WORK TO COMPLETE: Without including any images, repeat the data exactly.

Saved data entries
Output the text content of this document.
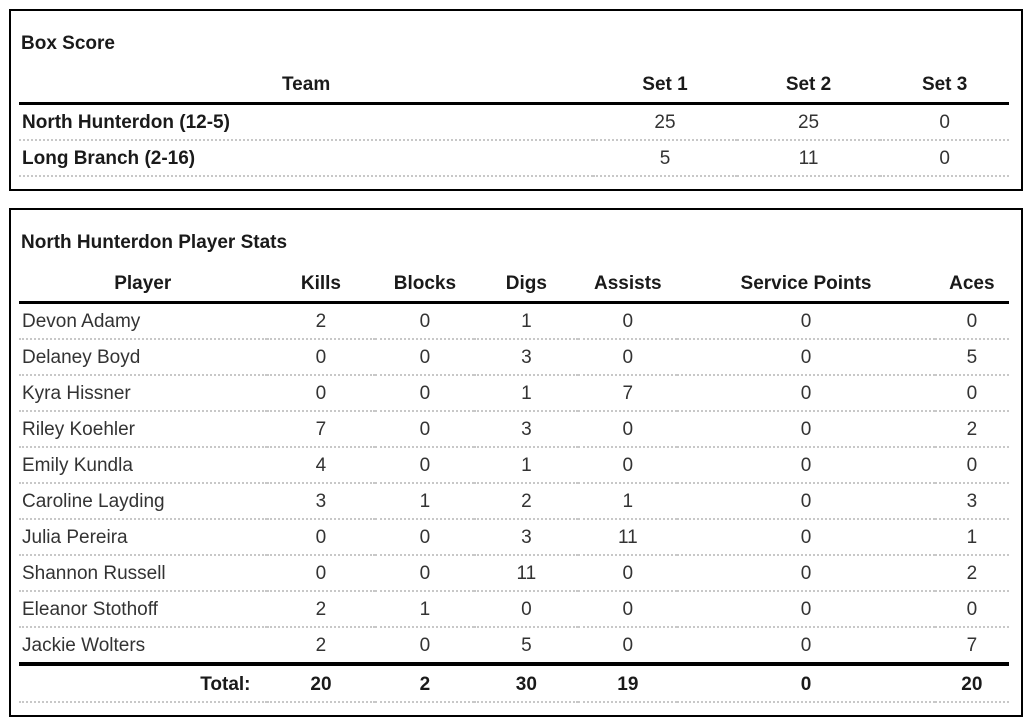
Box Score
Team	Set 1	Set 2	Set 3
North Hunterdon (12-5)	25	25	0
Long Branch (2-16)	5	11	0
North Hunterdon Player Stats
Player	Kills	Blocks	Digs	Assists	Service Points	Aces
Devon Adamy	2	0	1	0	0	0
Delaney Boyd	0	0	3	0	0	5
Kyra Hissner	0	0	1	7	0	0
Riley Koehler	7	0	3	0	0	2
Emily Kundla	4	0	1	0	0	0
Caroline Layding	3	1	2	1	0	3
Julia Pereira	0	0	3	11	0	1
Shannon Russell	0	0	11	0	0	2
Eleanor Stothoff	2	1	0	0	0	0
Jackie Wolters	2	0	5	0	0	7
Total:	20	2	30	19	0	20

SOLUTION FOR THIS PROBLEM:
Output the text content of this document.
Box Score
Team	Set 1	Set 2	Set 3
North Hunterdon (12-5)	25	25	0
Long Branch (2-16)	5	11	0
North Hunterdon Player Stats
Player	Kills	Blocks	Digs	Assists	Service Points	Aces
Devon Adamy	2	0	1	0	0	0
Delaney Boyd	0	0	3	0	0	5
Kyra Hissner	0	0	1	7	0	0
Riley Koehler	7	0	3	0	0	2
Emily Kundla	4	0	1	0	0	0
Caroline Layding	3	1	2	1	0	3
Julia Pereira	0	0	3	11	0	1
Shannon Russell	0	0	11	0	0	2
Eleanor Stothoff	2	1	0	0	0	0
Jackie Wolters	2	0	5	0	0	7
Total:	20	2	30	19	0	20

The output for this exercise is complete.